* [TASKS TO PERFORM]
1/ According to the passage about Martin Rinkhart, in what year did he become an archdeacon in Eilenburg?
2/ Reproduce the passage about Martin Rinkhart word for word, from "This generation, like" up to and including "truly living in difficult times.".
3/ Write what comes next in the passage about Martin Rinkhart, picking up after its final sentence.

This generation, like those that have come before, says that we are living in difficult times. We are not unique in making this declaration: All times are difficult in their own way to those living in them. What matters is how we live in those times.
One of the Thanksgiving hymns of my childhood is Now Thank We All Our God. With its warm harmonies, just hearing it conjures up the feelings and images of Thanksgiving: family, harvest, and feasting. But the writer of the hymn was truly living in difficult times.
Martin Rinkhart was a University of Leipzig trained musician who became an archdeacon in the city of Eilenburg in 1617. The following year, the Thirty Years’ War began. During this war, Eilenburg, a city built within walls, became a haven for refugees seeking asylum. As a result of overcrowding, starvation and disease became rampant. One minister fled the city; two others died from the plague, leaving Rinkhart alone to minister to the people. At the height of the plague, he was performing as many as 50 funerals a day, his own wife among those who died. In one single year, he conducted more than 4000 funerals. He mortgaged his future income to provide what resources he could to those around him. Like others, he was forced to quarter troops in his own home. The town leaders blamed its dwindling finances on his acts of charity. Yet, under these difficult circumstances, he penned his now-famous hymn of thanksgiving.

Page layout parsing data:
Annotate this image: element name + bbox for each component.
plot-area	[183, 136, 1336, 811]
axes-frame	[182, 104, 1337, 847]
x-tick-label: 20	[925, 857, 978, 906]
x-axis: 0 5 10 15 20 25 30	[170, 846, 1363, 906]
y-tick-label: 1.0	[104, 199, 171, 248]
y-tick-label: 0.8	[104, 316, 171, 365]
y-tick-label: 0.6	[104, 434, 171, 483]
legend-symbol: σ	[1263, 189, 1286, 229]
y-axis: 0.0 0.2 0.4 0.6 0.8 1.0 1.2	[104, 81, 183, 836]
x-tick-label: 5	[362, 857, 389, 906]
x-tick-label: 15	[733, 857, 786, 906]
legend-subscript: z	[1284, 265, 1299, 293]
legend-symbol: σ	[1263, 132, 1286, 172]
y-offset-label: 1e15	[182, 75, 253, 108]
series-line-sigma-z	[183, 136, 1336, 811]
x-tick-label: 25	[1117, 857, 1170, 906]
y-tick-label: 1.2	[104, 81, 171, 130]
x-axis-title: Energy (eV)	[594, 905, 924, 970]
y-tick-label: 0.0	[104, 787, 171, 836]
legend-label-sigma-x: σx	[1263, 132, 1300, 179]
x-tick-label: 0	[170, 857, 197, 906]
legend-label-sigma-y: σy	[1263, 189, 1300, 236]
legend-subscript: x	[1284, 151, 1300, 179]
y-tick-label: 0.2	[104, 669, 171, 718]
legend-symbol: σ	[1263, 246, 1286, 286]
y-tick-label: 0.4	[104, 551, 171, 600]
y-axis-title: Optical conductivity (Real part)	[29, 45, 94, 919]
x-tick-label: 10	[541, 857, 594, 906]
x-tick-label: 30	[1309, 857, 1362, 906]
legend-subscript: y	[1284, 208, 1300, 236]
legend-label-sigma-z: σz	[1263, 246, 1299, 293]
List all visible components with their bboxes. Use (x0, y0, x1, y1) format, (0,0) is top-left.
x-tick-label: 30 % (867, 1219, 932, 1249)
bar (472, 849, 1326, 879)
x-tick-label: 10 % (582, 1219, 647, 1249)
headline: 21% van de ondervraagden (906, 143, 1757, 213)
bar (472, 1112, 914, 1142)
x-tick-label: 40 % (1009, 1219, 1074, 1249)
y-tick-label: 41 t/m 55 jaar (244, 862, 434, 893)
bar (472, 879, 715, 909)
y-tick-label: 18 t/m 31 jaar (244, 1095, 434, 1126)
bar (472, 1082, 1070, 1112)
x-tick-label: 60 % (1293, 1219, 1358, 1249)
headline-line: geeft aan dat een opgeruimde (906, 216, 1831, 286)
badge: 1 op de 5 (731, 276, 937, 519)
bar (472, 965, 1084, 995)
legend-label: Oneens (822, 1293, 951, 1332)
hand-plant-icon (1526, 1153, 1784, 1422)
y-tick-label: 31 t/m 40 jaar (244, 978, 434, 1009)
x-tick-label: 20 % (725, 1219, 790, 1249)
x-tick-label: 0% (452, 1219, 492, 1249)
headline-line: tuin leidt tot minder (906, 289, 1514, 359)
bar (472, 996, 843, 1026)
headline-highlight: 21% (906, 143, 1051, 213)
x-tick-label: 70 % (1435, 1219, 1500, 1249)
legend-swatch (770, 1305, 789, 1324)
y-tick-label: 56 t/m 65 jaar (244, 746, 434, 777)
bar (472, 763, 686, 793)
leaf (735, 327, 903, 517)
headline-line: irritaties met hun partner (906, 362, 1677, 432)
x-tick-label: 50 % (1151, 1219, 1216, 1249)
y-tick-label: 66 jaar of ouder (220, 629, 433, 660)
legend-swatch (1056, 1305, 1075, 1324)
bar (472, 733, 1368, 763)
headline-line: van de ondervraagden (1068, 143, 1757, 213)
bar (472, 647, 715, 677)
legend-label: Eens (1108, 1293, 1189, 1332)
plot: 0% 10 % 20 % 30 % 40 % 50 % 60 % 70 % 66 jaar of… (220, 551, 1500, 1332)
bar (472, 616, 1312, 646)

* [EXERCISE ANSWERS]
1/ 1617

2/
This generation, like those that have come before, says that we are living in difficult times. We are not unique in making this declaration: All times are difficult in their own way to those living in them. What matters is how we live in those times.
One of the Thanksgiving hymns of my childhood is Now Thank We All Our God. With its warm harmonies, just hearing it conjures up the feelings and images of Thanksgiving: family, harvest, and feasting. But the writer of the hymn was truly living in difficult times.

3/
Despite the desperate times, Rinkhart thanks a bountiful God of infinite blessings. He makes three requests: that the God keep, guide, and free his people from their plight. And then he ends with a Gloria Patri, in praise to the eternal Trinity.
“Now thank we all our God, with heart and hand and voices,
Who wondrous things has done, in Whom this world rejoices;
Who, from our mothers’ arms has blessed us on our way
with countless gifts of love, and still is ours today.
O may this bounteous God through all our life be near us,
with ever joyful hearts and blessed peace to cheer us;
and keep us in His grace, and guide us when perplexed;
and free us from all ills, in this world and the next.
All praise and thanks to God the Father now be given;
the Son and Him Who reigns with Them in highest heaven;
the one eternal God, whom earth and heaven adore;
For thus it was, is now, and shall be evermore.”
Peace finally came; the war ended eleven years after Rinkhart wrote this hymn. He died the following year.